• _Task requirements_
Every entry below must appear again, exactly as written.

• _Stored records_
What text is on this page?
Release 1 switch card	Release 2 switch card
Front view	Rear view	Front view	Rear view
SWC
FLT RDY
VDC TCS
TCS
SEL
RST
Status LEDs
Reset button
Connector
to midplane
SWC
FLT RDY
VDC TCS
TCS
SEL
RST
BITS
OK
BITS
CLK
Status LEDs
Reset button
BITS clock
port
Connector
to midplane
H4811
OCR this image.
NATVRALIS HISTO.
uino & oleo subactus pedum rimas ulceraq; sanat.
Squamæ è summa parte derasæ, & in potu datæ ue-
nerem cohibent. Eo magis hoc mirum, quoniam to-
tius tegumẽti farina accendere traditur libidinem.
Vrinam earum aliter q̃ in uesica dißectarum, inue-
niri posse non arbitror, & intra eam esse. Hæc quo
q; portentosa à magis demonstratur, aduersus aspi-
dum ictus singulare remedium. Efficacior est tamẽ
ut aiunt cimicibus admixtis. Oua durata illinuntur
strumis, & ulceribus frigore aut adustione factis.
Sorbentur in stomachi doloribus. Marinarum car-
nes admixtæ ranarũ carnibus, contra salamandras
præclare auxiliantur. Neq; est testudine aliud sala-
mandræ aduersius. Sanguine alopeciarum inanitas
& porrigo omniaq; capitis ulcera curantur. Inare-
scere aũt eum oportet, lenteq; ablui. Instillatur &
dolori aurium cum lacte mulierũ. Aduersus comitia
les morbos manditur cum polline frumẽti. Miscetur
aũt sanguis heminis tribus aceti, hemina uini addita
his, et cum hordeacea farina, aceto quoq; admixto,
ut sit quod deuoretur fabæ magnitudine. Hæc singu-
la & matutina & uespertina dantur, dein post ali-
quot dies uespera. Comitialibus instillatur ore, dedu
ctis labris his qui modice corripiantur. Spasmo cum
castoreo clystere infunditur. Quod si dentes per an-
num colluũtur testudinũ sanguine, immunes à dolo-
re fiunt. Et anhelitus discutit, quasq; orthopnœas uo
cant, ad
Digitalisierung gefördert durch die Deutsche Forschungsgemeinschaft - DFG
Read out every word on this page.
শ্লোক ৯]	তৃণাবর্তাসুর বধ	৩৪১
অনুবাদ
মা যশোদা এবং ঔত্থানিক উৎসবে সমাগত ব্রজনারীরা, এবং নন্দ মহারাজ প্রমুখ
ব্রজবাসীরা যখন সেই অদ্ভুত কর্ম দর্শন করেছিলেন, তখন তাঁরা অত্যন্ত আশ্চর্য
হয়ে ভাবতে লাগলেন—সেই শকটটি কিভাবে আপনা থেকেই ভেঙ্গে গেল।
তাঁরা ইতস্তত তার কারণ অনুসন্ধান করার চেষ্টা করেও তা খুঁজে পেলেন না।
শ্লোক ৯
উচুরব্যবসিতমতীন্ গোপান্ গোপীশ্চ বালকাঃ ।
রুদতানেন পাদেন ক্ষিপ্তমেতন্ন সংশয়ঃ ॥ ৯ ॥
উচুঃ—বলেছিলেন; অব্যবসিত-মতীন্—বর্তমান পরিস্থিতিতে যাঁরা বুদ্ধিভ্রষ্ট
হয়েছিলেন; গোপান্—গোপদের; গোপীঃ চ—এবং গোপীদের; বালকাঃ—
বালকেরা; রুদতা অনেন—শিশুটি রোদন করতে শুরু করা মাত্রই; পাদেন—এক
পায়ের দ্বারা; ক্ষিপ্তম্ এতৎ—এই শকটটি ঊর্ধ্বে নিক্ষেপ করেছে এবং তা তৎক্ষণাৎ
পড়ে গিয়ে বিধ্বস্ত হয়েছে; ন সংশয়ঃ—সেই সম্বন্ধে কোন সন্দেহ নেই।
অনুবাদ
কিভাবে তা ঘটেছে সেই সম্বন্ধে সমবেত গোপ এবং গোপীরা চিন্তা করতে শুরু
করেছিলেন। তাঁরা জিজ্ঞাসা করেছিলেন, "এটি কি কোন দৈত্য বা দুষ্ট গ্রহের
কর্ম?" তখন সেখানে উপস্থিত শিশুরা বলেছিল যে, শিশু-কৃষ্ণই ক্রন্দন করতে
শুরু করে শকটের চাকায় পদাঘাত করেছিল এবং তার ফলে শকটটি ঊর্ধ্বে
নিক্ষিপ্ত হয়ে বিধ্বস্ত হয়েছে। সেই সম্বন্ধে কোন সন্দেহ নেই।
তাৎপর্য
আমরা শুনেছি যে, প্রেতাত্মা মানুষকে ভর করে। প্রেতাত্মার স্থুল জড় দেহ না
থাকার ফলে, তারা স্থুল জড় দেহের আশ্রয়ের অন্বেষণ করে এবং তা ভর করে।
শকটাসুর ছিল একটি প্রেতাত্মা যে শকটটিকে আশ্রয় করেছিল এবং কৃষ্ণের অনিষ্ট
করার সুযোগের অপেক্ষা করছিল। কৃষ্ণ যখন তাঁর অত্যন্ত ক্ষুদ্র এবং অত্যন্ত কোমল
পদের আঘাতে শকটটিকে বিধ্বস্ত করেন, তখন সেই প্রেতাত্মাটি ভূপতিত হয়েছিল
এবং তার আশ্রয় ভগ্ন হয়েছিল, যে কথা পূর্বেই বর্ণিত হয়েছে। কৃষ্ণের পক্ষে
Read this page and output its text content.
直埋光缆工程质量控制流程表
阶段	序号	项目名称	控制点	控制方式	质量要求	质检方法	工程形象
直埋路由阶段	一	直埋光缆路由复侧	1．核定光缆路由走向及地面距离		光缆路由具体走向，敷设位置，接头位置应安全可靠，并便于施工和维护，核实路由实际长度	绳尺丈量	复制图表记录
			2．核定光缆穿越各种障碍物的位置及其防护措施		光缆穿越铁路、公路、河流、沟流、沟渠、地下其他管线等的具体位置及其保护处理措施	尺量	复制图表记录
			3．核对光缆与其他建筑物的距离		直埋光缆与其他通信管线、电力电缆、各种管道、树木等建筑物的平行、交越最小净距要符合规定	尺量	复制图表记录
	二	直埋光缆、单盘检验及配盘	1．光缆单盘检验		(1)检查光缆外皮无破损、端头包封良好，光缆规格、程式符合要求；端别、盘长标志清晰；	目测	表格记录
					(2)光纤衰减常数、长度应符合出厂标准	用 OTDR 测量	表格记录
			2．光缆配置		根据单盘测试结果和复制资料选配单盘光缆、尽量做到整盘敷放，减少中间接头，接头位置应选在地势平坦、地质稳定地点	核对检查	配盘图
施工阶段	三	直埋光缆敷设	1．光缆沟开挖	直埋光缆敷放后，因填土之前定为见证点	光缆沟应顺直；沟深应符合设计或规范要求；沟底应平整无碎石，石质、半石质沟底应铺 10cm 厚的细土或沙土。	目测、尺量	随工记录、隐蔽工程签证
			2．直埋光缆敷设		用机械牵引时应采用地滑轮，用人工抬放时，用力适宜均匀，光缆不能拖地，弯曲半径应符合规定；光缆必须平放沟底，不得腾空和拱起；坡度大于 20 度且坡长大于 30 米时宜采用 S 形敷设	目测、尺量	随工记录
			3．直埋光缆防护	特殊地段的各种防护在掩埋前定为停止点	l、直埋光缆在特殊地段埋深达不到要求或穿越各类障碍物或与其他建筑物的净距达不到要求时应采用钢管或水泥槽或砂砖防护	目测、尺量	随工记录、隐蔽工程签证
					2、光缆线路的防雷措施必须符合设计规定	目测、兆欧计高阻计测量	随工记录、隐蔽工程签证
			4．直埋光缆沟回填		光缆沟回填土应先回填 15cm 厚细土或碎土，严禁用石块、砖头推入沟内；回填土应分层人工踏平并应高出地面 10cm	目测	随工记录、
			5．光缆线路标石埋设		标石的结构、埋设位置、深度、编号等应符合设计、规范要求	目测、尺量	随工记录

• _Answer to the task_
What text is on this page?
Release 1 switch card	Release 2 switch card
Front view	Rear view	Front view	Rear view
SWC
FLT RDY
VDC TCS
TCS
SEL
RST
Status LEDs
Reset button
Connector
to midplane
SWC
FLT RDY
VDC TCS
TCS
SEL
RST
BITS
OK
BITS
CLK
Status LEDs
Reset button
BITS clock
port
Connector
to midplane
H4811
OCR this image.
NATVRALIS HISTO.
uino & oleo subactus pedum rimas ulceraq; sanat.
Squamæ è summa parte derasæ, & in potu datæ ue-
nerem cohibent. Eo magis hoc mirum, quoniam to-
tius tegumẽti farina accendere traditur libidinem.
Vrinam earum aliter q̃ in uesica dißectarum, inue-
niri posse non arbitror, & intra eam esse. Hæc quo
q; portentosa à magis demonstratur, aduersus aspi-
dum ictus singulare remedium. Efficacior est tamẽ
ut aiunt cimicibus admixtis. Oua durata illinuntur
strumis, & ulceribus frigore aut adustione factis.
Sorbentur in stomachi doloribus. Marinarum car-
nes admixtæ ranarũ carnibus, contra salamandras
præclare auxiliantur. Neq; est testudine aliud sala-
mandræ aduersius. Sanguine alopeciarum inanitas
& porrigo omniaq; capitis ulcera curantur. Inare-
scere aũt eum oportet, lenteq; ablui. Instillatur &
dolori aurium cum lacte mulierũ. Aduersus comitia
les morbos manditur cum polline frumẽti. Miscetur
aũt sanguis heminis tribus aceti, hemina uini addita
his, et cum hordeacea farina, aceto quoq; admixto,
ut sit quod deuoretur fabæ magnitudine. Hæc singu-
la & matutina & uespertina dantur, dein post ali-
quot dies uespera. Comitialibus instillatur ore, dedu
ctis labris his qui modice corripiantur. Spasmo cum
castoreo clystere infunditur. Quod si dentes per an-
num colluũtur testudinũ sanguine, immunes à dolo-
re fiunt. Et anhelitus discutit, quasq; orthopnœas uo
cant, ad
Digitalisierung gefördert durch die Deutsche Forschungsgemeinschaft - DFG
Read out every word on this page.
শ্লোক ৯]	তৃণাবর্তাসুর বধ	৩৪১
অনুবাদ
মা যশোদা এবং ঔত্থানিক উৎসবে সমাগত ব্রজনারীরা, এবং নন্দ মহারাজ প্রমুখ
ব্রজবাসীরা যখন সেই অদ্ভুত কর্ম দর্শন করেছিলেন, তখন তাঁরা অত্যন্ত আশ্চর্য
হয়ে ভাবতে লাগলেন—সেই শকটটি কিভাবে আপনা থেকেই ভেঙ্গে গেল।
তাঁরা ইতস্তত তার কারণ অনুসন্ধান করার চেষ্টা করেও তা খুঁজে পেলেন না।
শ্লোক ৯
উচুরব্যবসিতমতীন্ গোপান্ গোপীশ্চ বালকাঃ ।
রুদতানেন পাদেন ক্ষিপ্তমেতন্ন সংশয়ঃ ॥ ৯ ॥
উচুঃ—বলেছিলেন; অব্যবসিত-মতীন্—বর্তমান পরিস্থিতিতে যাঁরা বুদ্ধিভ্রষ্ট
হয়েছিলেন; গোপান্—গোপদের; গোপীঃ চ—এবং গোপীদের; বালকাঃ—
বালকেরা; রুদতা অনেন—শিশুটি রোদন করতে শুরু করা মাত্রই; পাদেন—এক
পায়ের দ্বারা; ক্ষিপ্তম্ এতৎ—এই শকটটি ঊর্ধ্বে নিক্ষেপ করেছে এবং তা তৎক্ষণাৎ
পড়ে গিয়ে বিধ্বস্ত হয়েছে; ন সংশয়ঃ—সেই সম্বন্ধে কোন সন্দেহ নেই।
অনুবাদ
কিভাবে তা ঘটেছে সেই সম্বন্ধে সমবেত গোপ এবং গোপীরা চিন্তা করতে শুরু
করেছিলেন। তাঁরা জিজ্ঞাসা করেছিলেন, "এটি কি কোন দৈত্য বা দুষ্ট গ্রহের
কর্ম?" তখন সেখানে উপস্থিত শিশুরা বলেছিল যে, শিশু-কৃষ্ণই ক্রন্দন করতে
শুরু করে শকটের চাকায় পদাঘাত করেছিল এবং তার ফলে শকটটি ঊর্ধ্বে
নিক্ষিপ্ত হয়ে বিধ্বস্ত হয়েছে। সেই সম্বন্ধে কোন সন্দেহ নেই।
তাৎপর্য
আমরা শুনেছি যে, প্রেতাত্মা মানুষকে ভর করে। প্রেতাত্মার স্থুল জড় দেহ না
থাকার ফলে, তারা স্থুল জড় দেহের আশ্রয়ের অন্বেষণ করে এবং তা ভর করে।
শকটাসুর ছিল একটি প্রেতাত্মা যে শকটটিকে আশ্রয় করেছিল এবং কৃষ্ণের অনিষ্ট
করার সুযোগের অপেক্ষা করছিল। কৃষ্ণ যখন তাঁর অত্যন্ত ক্ষুদ্র এবং অত্যন্ত কোমল
পদের আঘাতে শকটটিকে বিধ্বস্ত করেন, তখন সেই প্রেতাত্মাটি ভূপতিত হয়েছিল
এবং তার আশ্রয় ভগ্ন হয়েছিল, যে কথা পূর্বেই বর্ণিত হয়েছে। কৃষ্ণের পক্ষে
Read this page and output its text content.
直埋光缆工程质量控制流程表
阶段	序号	项目名称	控制点	控制方式	质量要求	质检方法	工程形象
直埋路由阶段	一	直埋光缆路由复侧	1．核定光缆路由走向及地面距离		光缆路由具体走向，敷设位置，接头位置应安全可靠，并便于施工和维护，核实路由实际长度	绳尺丈量	复制图表记录
			2．核定光缆穿越各种障碍物的位置及其防护措施		光缆穿越铁路、公路、河流、沟流、沟渠、地下其他管线等的具体位置及其保护处理措施	尺量	复制图表记录
			3．核对光缆与其他建筑物的距离		直埋光缆与其他通信管线、电力电缆、各种管道、树木等建筑物的平行、交越最小净距要符合规定	尺量	复制图表记录
	二	直埋光缆、单盘检验及配盘	1．光缆单盘检验		(1)检查光缆外皮无破损、端头包封良好，光缆规格、程式符合要求；端别、盘长标志清晰；	目测	表格记录
					(2)光纤衰减常数、长度应符合出厂标准	用 OTDR 测量	表格记录
			2．光缆配置		根据单盘测试结果和复制资料选配单盘光缆、尽量做到整盘敷放，减少中间接头，接头位置应选在地势平坦、地质稳定地点	核对检查	配盘图
施工阶段	三	直埋光缆敷设	1．光缆沟开挖	直埋光缆敷放后，因填土之前定为见证点	光缆沟应顺直；沟深应符合设计或规范要求；沟底应平整无碎石，石质、半石质沟底应铺 10cm 厚的细土或沙土。	目测、尺量	随工记录、隐蔽工程签证
			2．直埋光缆敷设		用机械牵引时应采用地滑轮，用人工抬放时，用力适宜均匀，光缆不能拖地，弯曲半径应符合规定；光缆必须平放沟底，不得腾空和拱起；坡度大于 20 度且坡长大于 30 米时宜采用 S 形敷设	目测、尺量	随工记录
			3．直埋光缆防护	特殊地段的各种防护在掩埋前定为停止点	l、直埋光缆在特殊地段埋深达不到要求或穿越各类障碍物或与其他建筑物的净距达不到要求时应采用钢管或水泥槽或砂砖防护	目测、尺量	随工记录、隐蔽工程签证
					2、光缆线路的防雷措施必须符合设计规定	目测、兆欧计高阻计测量	随工记录、隐蔽工程签证
			4．直埋光缆沟回填		光缆沟回填土应先回填 15cm 厚细土或碎土，严禁用石块、砖头推入沟内；回填土应分层人工踏平并应高出地面 10cm	目测	随工记录、
			5．光缆线路标石埋设		标石的结构、埋设位置、深度、编号等应符合设计、规范要求	目测、尺量	随工记录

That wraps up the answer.